■ **TASK INSTRUCTIONS**
Transcribe all of the material exactly. Any picture in it should be left out.

Entries from a dataset
* Begin *
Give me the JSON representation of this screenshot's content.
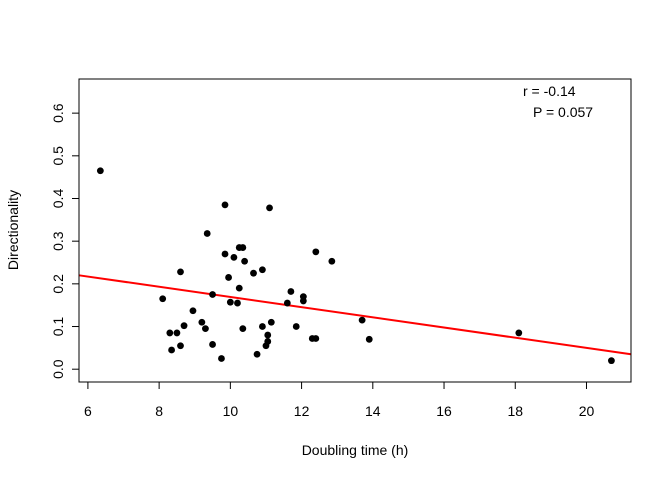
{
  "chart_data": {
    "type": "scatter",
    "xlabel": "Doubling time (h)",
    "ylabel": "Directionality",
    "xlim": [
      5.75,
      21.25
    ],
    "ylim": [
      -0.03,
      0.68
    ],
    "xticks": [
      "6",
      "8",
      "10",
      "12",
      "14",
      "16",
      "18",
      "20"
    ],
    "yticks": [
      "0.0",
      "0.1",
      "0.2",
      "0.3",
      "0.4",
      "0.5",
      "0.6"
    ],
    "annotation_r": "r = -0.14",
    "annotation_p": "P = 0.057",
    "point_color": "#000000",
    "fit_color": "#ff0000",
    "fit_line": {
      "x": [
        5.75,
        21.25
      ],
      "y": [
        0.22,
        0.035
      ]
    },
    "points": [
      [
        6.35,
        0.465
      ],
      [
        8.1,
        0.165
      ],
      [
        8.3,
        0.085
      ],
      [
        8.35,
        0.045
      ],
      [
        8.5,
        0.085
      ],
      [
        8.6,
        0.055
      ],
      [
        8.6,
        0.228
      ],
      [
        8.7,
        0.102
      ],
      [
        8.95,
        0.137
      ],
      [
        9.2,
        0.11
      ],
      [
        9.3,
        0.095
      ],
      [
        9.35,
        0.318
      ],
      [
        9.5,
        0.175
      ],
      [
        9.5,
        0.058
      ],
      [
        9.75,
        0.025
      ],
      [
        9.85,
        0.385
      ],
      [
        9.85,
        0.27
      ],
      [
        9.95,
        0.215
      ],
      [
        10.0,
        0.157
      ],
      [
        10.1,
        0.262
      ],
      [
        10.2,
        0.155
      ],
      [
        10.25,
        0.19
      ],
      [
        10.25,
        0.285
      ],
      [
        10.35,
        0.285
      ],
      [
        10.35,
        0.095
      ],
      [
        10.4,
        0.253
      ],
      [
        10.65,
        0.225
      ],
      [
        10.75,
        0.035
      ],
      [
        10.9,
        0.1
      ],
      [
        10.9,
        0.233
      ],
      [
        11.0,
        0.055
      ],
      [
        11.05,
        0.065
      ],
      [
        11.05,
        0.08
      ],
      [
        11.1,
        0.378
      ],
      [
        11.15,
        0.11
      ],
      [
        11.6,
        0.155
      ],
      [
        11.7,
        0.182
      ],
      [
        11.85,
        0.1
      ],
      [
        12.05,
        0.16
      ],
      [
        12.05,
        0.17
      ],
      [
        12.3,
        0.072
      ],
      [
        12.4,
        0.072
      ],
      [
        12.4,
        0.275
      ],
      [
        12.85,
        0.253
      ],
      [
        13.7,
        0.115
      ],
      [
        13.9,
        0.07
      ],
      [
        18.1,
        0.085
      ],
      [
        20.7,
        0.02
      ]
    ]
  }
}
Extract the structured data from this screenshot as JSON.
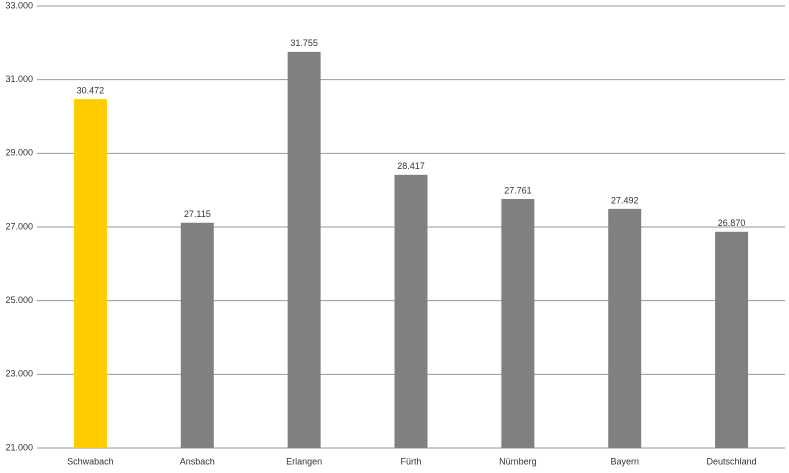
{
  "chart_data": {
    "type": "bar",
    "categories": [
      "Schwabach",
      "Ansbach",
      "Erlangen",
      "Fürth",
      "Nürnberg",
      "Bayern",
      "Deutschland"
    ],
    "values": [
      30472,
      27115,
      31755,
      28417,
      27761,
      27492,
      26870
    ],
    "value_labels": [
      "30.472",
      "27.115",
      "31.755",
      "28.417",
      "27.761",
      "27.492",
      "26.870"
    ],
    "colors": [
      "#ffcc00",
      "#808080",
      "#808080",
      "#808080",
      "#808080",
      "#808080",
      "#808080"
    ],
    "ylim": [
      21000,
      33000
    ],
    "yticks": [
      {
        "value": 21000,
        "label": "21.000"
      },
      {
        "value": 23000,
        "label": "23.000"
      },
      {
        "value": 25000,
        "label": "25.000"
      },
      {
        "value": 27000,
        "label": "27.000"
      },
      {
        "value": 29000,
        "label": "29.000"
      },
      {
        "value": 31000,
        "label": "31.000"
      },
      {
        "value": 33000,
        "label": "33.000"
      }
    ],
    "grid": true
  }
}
* End *
■ **FINISHED EXERCISE**
Give me the JSON representation of this screenshot's content.
{
  "chart_data": {
    "type": "scatter",
    "xlabel": "Doubling time (h)",
    "ylabel": "Directionality",
    "xlim": [
      5.75,
      21.25
    ],
    "ylim": [
      -0.03,
      0.68
    ],
    "xticks": [
      "6",
      "8",
      "10",
      "12",
      "14",
      "16",
      "18",
      "20"
    ],
    "yticks": [
      "0.0",
      "0.1",
      "0.2",
      "0.3",
      "0.4",
      "0.5",
      "0.6"
    ],
    "annotation_r": "r = -0.14",
    "annotation_p": "P = 0.057",
    "point_color": "#000000",
    "fit_color": "#ff0000",
    "fit_line": {
      "x": [
        5.75,
        21.25
      ],
      "y": [
        0.22,
        0.035
      ]
    },
    "points": [
      [
        6.35,
        0.465
      ],
      [
        8.1,
        0.165
      ],
      [
        8.3,
        0.085
      ],
      [
        8.35,
        0.045
      ],
      [
        8.5,
        0.085
      ],
      [
        8.6,
        0.055
      ],
      [
        8.6,
        0.228
      ],
      [
        8.7,
        0.102
      ],
      [
        8.95,
        0.137
      ],
      [
        9.2,
        0.11
      ],
      [
        9.3,
        0.095
      ],
      [
        9.35,
        0.318
      ],
      [
        9.5,
        0.175
      ],
      [
        9.5,
        0.058
      ],
      [
        9.75,
        0.025
      ],
      [
        9.85,
        0.385
      ],
      [
        9.85,
        0.27
      ],
      [
        9.95,
        0.215
      ],
      [
        10.0,
        0.157
      ],
      [
        10.1,
        0.262
      ],
      [
        10.2,
        0.155
      ],
      [
        10.25,
        0.19
      ],
      [
        10.25,
        0.285
      ],
      [
        10.35,
        0.285
      ],
      [
        10.35,
        0.095
      ],
      [
        10.4,
        0.253
      ],
      [
        10.65,
        0.225
      ],
      [
        10.75,
        0.035
      ],
      [
        10.9,
        0.1
      ],
      [
        10.9,
        0.233
      ],
      [
        11.0,
        0.055
      ],
      [
        11.05,
        0.065
      ],
      [
        11.05,
        0.08
      ],
      [
        11.1,
        0.378
      ],
      [
        11.15,
        0.11
      ],
      [
        11.6,
        0.155
      ],
      [
        11.7,
        0.182
      ],
      [
        11.85,
        0.1
      ],
      [
        12.05,
        0.16
      ],
      [
        12.05,
        0.17
      ],
      [
        12.3,
        0.072
      ],
      [
        12.4,
        0.072
      ],
      [
        12.4,
        0.275
      ],
      [
        12.85,
        0.253
      ],
      [
        13.7,
        0.115
      ],
      [
        13.9,
        0.07
      ],
      [
        18.1,
        0.085
      ],
      [
        20.7,
        0.02
      ]
    ]
  }
}
Extract the structured data from this screenshot as JSON.
{
  "chart_data": {
    "type": "bar",
    "categories": [
      "Schwabach",
      "Ansbach",
      "Erlangen",
      "Fürth",
      "Nürnberg",
      "Bayern",
      "Deutschland"
    ],
    "values": [
      30472,
      27115,
      31755,
      28417,
      27761,
      27492,
      26870
    ],
    "value_labels": [
      "30.472",
      "27.115",
      "31.755",
      "28.417",
      "27.761",
      "27.492",
      "26.870"
    ],
    "colors": [
      "#ffcc00",
      "#808080",
      "#808080",
      "#808080",
      "#808080",
      "#808080",
      "#808080"
    ],
    "ylim": [
      21000,
      33000
    ],
    "yticks": [
      {
        "value": 21000,
        "label": "21.000"
      },
      {
        "value": 23000,
        "label": "23.000"
      },
      {
        "value": 25000,
        "label": "25.000"
      },
      {
        "value": 27000,
        "label": "27.000"
      },
      {
        "value": 29000,
        "label": "29.000"
      },
      {
        "value": 31000,
        "label": "31.000"
      },
      {
        "value": 33000,
        "label": "33.000"
      }
    ],
    "grid": true
  }
}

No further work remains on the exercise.